### [Set problem]
Return the number of lines holding "OCAK", with nothing added.
-- Start of Excerpted data --
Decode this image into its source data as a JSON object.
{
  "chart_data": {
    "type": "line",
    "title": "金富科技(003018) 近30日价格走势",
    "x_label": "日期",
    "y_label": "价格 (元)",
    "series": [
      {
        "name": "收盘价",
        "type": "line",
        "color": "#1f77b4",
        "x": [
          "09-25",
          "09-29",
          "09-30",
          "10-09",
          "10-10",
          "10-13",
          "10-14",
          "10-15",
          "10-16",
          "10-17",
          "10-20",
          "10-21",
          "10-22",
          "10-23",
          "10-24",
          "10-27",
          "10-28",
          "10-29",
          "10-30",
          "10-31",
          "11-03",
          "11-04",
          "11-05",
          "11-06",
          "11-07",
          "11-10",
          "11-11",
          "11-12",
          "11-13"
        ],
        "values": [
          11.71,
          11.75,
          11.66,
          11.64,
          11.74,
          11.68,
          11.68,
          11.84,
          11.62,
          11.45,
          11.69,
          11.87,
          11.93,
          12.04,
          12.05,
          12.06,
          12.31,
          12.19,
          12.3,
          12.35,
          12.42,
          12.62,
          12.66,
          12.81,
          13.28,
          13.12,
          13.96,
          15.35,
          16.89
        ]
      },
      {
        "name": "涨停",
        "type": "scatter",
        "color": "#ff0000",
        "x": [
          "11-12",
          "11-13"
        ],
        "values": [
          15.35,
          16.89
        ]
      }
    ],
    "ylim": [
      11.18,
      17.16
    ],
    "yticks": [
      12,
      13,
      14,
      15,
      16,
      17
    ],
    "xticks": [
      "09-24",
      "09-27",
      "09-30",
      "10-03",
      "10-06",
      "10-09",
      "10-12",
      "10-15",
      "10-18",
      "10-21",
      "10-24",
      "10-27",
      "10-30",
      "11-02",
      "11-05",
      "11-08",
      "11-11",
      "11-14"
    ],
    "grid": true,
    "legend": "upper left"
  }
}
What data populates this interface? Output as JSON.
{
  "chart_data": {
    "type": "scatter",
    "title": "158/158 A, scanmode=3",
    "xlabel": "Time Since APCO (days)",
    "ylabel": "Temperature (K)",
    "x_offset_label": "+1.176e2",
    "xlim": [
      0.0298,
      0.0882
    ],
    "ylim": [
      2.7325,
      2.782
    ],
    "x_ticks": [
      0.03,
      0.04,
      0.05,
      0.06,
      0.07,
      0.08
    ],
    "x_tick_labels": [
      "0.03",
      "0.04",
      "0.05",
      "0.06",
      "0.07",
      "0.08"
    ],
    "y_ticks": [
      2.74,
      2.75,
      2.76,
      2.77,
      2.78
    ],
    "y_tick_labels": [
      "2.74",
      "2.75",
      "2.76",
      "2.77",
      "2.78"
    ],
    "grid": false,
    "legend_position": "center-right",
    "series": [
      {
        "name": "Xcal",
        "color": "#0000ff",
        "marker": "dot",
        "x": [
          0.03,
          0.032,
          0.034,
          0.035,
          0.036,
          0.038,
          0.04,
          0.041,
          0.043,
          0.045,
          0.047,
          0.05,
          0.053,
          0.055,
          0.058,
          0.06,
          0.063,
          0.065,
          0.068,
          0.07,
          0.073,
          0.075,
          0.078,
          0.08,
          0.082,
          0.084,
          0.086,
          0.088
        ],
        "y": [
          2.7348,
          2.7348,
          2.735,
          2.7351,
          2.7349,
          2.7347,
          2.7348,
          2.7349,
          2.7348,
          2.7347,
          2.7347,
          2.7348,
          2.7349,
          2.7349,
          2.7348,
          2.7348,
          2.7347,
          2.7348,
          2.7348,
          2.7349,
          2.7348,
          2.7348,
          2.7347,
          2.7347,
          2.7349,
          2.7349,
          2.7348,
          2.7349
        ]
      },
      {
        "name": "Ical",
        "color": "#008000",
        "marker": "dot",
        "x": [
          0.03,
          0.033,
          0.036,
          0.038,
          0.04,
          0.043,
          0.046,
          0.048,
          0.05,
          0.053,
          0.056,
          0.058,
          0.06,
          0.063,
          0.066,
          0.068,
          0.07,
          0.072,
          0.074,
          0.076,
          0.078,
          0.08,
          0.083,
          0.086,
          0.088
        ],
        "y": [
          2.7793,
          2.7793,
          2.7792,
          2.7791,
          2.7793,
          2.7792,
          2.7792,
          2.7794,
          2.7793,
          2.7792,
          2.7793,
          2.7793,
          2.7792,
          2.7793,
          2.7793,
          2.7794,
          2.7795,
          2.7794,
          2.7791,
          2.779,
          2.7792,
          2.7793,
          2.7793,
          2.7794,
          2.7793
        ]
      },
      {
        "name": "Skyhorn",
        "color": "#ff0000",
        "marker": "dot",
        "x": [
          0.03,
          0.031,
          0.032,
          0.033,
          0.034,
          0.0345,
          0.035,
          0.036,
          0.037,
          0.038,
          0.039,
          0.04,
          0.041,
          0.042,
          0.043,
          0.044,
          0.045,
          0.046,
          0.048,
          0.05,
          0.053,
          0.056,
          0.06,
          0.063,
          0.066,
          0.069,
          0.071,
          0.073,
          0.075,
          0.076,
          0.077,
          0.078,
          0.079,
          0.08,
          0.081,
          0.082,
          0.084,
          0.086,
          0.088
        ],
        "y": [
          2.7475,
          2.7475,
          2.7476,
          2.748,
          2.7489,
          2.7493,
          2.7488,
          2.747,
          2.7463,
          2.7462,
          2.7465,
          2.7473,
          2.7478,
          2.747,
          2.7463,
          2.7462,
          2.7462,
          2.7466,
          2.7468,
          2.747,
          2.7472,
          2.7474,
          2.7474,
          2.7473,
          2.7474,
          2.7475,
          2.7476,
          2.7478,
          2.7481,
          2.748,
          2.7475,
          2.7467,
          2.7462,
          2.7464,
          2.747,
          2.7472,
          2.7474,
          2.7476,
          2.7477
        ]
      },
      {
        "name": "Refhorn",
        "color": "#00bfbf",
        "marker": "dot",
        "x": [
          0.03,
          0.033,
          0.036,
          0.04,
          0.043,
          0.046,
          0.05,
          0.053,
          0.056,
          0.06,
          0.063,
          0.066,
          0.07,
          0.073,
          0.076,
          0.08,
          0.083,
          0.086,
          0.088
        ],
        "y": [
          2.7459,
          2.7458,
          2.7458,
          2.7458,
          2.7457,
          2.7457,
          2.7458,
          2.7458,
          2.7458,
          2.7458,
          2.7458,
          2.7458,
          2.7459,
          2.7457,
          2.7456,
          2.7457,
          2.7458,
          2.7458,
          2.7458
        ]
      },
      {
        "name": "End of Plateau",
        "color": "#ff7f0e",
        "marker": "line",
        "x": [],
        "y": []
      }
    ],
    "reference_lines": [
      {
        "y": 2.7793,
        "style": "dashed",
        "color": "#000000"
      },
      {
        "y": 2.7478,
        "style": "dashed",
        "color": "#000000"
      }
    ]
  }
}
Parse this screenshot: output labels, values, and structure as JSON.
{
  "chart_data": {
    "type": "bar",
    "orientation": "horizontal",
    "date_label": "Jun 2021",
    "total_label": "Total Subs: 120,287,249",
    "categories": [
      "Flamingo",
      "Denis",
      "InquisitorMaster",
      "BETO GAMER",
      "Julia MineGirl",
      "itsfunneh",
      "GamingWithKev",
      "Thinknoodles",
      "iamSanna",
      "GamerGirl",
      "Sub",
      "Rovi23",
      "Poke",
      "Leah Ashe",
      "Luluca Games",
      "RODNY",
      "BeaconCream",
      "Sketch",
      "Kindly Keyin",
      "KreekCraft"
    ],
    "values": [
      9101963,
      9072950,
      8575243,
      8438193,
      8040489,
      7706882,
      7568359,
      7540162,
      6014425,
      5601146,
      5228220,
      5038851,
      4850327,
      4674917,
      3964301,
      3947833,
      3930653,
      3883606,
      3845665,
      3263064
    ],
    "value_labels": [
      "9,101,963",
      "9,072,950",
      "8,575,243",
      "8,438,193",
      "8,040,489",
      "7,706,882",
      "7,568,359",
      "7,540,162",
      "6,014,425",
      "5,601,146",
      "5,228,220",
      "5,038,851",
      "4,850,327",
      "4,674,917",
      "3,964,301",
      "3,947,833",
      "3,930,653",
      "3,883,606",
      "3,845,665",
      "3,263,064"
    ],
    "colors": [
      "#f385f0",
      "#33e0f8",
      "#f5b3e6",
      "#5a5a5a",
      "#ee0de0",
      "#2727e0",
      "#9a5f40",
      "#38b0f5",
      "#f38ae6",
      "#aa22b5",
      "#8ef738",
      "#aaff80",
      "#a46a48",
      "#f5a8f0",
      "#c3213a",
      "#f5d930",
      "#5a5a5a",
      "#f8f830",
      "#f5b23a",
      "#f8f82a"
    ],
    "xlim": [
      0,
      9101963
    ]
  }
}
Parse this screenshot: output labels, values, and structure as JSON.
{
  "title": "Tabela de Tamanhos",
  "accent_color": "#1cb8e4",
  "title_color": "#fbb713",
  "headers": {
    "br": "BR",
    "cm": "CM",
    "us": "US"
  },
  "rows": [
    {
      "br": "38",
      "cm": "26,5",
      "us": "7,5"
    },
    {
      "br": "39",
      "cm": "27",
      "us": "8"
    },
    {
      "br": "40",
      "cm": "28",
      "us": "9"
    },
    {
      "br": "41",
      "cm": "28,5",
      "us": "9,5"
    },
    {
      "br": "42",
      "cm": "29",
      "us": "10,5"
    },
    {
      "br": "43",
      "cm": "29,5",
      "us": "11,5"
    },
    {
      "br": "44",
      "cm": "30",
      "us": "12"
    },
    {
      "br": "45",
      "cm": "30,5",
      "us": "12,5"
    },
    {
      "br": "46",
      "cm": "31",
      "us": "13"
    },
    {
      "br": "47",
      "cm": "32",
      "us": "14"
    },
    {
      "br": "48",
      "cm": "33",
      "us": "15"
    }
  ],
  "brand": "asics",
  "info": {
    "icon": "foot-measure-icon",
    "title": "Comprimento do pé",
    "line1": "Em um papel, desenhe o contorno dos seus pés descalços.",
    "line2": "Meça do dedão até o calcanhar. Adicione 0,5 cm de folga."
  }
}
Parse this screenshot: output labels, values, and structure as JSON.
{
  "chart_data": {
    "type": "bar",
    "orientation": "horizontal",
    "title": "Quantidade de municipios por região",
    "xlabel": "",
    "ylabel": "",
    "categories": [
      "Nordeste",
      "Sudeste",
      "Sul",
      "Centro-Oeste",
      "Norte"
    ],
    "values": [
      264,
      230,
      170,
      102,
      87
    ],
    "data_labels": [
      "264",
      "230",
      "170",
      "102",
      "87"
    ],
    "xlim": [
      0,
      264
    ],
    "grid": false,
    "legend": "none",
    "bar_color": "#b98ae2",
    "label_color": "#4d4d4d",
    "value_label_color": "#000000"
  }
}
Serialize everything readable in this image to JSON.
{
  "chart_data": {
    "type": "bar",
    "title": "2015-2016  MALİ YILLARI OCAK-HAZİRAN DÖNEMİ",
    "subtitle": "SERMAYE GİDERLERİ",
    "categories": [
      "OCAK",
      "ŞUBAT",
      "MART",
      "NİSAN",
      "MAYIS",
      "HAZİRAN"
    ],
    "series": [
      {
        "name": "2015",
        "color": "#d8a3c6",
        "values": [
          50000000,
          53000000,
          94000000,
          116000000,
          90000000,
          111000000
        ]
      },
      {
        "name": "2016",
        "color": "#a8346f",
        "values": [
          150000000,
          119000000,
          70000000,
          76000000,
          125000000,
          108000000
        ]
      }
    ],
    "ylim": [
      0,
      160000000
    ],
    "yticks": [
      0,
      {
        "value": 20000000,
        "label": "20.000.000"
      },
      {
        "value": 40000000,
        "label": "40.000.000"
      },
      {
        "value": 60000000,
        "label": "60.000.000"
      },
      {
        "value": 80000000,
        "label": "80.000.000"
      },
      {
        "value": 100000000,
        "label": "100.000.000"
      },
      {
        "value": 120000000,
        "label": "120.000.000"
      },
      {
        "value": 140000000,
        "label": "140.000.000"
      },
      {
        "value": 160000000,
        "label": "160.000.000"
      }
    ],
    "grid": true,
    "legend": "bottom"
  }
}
-- End of Excerpted data --
### [Answer for the task]
2